Early Minoan Early Minoan society developed largely continuously from local Neolithic predecessors, with some cultural influence and perhaps migration from eastern populations. This period saw a gradual shift from localized clan-based villages towards the more urbanized and stratified society of later periods.
EM I (c. 3100–2650 BC) is marked by the appearance of the first painted ceramics. Continuing a trend that began during the Neolithic, settlements grew in size and complexity, and spread from fertile plains towards highland sites and islands as the Minoans learned to exploit less hospitable terrain.
EM II (c. 2650–2200 BC) has been termed an international era. Trade intensified, and Minoan ships began sailing beyond the Aegean to Egypt and Syria, possibly enabled by the invention of masted ships. Minoan material culture shows increased international influence, for instance in the adoption of
Minoan seals based on the older
Near Eastern seal. Minoan settlements grew, some doubling in size, and monumental buildings were constructed at sites that would later become palaces.
EM III (c. 2200–2100 BC) saw the continuation of these trends.
Middle Minoan MM I (c. 2100–1875 BC) saw the emergence of
Protopalatial society. During MM IA (c. 2100–1925 BC), populations increased dramatically at sites such as Knossos, Phaistos, and Malia, accompanied by major construction projects. During MM IB (c. 1925–1875 BC), the first palaces were built at these sites, in areas that had been used for communal ceremonies since the Neolithic. Middle Minoan artisans developed new colorful paints and adopted the
potter's wheel during MM IB, producing wares such as
Kamares ware.
MM II (c. 1875–1750 BC) saw the development of the Minoan writing systems
Cretan hieroglyphic and
Linear A. It ended with mass destructions generally attributed to earthquakes, though violent destruction has been considered as an alternative explanation.
MM III (c. 1750–1700 BC) marks the beginning of the
Neopalatial period. Most of the palaces were rebuilt using architectural innovations, with the notable exception of Phaistos. Cretan hieroglyphs were abandoned in favor of Linear A, and Minoan cultural influence becomes significant in mainland Greece.

(Records contained in a dataset)
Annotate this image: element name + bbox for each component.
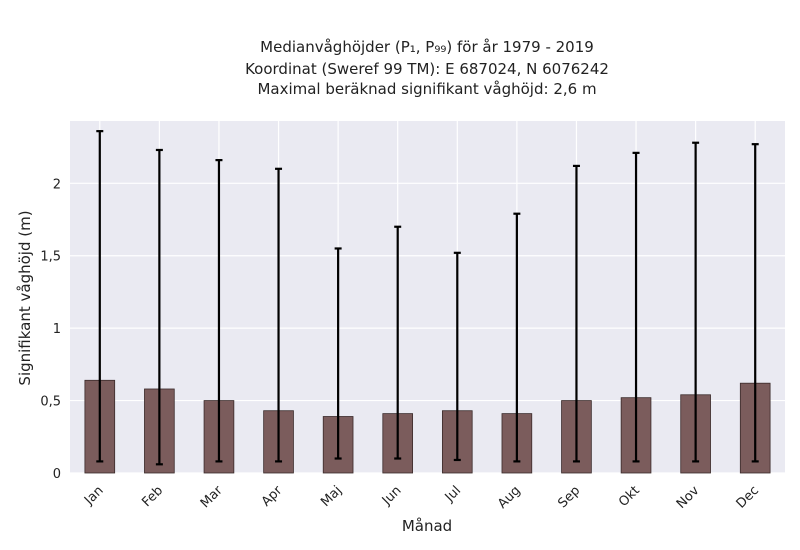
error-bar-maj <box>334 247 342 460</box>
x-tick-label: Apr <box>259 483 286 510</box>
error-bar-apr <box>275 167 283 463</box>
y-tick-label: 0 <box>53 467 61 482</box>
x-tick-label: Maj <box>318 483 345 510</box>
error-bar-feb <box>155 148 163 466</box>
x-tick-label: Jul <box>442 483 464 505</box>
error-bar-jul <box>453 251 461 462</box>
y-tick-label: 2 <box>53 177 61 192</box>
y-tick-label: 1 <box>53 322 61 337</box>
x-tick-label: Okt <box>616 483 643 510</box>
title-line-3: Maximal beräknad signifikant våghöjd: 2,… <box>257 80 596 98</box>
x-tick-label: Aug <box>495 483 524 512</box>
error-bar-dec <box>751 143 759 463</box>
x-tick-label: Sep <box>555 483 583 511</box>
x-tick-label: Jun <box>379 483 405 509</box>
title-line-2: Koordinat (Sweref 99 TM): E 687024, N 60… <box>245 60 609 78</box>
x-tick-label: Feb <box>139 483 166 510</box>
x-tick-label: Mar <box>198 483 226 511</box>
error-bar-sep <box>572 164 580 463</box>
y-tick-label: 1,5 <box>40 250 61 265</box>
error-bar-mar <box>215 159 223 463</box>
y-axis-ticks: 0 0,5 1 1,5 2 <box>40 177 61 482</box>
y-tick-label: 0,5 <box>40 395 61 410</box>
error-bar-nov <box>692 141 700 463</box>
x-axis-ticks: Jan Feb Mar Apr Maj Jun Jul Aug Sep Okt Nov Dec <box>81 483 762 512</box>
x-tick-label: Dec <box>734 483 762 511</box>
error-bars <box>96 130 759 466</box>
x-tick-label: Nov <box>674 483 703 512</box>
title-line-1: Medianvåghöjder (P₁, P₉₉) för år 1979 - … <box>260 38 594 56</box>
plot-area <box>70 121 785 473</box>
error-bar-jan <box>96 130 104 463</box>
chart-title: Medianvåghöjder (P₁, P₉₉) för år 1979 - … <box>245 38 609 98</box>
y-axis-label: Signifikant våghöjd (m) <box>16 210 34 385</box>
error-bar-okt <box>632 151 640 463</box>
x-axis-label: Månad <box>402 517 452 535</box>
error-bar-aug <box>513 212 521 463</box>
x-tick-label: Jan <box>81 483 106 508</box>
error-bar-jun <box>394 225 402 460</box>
...
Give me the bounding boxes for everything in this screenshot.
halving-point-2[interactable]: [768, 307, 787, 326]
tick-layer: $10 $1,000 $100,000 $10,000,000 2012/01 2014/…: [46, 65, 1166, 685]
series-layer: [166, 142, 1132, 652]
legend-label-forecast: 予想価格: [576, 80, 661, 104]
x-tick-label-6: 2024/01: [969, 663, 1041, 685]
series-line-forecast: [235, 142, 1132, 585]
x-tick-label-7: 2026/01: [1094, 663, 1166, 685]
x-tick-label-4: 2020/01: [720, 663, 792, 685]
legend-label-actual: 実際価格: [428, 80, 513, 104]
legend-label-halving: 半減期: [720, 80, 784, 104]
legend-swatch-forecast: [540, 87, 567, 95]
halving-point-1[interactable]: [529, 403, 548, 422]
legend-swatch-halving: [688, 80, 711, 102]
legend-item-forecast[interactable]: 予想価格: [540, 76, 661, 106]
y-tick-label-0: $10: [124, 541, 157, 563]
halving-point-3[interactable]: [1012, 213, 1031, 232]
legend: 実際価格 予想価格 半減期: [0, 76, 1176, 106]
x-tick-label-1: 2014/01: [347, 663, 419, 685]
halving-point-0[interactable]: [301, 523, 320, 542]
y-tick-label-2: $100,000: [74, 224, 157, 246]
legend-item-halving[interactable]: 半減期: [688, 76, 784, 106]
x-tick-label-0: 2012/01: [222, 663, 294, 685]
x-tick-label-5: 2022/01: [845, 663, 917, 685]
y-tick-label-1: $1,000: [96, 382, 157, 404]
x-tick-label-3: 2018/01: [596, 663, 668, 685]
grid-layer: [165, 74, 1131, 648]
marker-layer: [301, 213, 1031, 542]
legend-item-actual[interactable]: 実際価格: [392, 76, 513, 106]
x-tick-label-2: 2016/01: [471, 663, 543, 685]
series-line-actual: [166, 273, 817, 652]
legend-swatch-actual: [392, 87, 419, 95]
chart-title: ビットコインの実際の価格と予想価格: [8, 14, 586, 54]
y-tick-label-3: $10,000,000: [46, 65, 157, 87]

→ **Work to do**:
1/ List each line of the entries that contains the string "axis".
2/ Pick up the text on the Minoan periods and continue it from its last sentence.
The text and the entries come from unrelated sources.

→ **Responses to the tasks**:
1/
y-axis-ticks: 0 0,5 1 1,5 2 <box>40 177 61 482</box>
x-axis-ticks: Jan Feb Mar Apr Maj Jun Jul Aug Sep Okt Nov Dec <box>81 483 762 512</box>
y-axis-label: Signifikant våghöjd (m) <box>16 210 34 385</box>
x-axis-label: Månad <box>402 517 452 535</box>

2/
Late Minoan The Late Minoan period was an eventful time that saw profound change in Minoan society. Many of the most recognizable Minoan artifacts date from this time, for instance the
Snake goddess figurines,
La Parisienne Fresco, and the
marine style of pottery decoration.
LM I (c. 1700–1470 BC) was a continuation of the prosperous Neopalatial culture. A notable event from this era was the
eruption of the Thera volcano, which occurred around 1600 BC towards the end of the LM IA subperiod. While the eruption destroyed
Cycladic settlements such as
Akrotiri and led to the abandonment of some sites in northeast Crete, other Minoan sites such as Knossos continued to prosper. The post-eruption LM IB period (c. 1625–1470 BC) saw ambitious new building projects, booming international trade, and artistic developments such as the
marine style.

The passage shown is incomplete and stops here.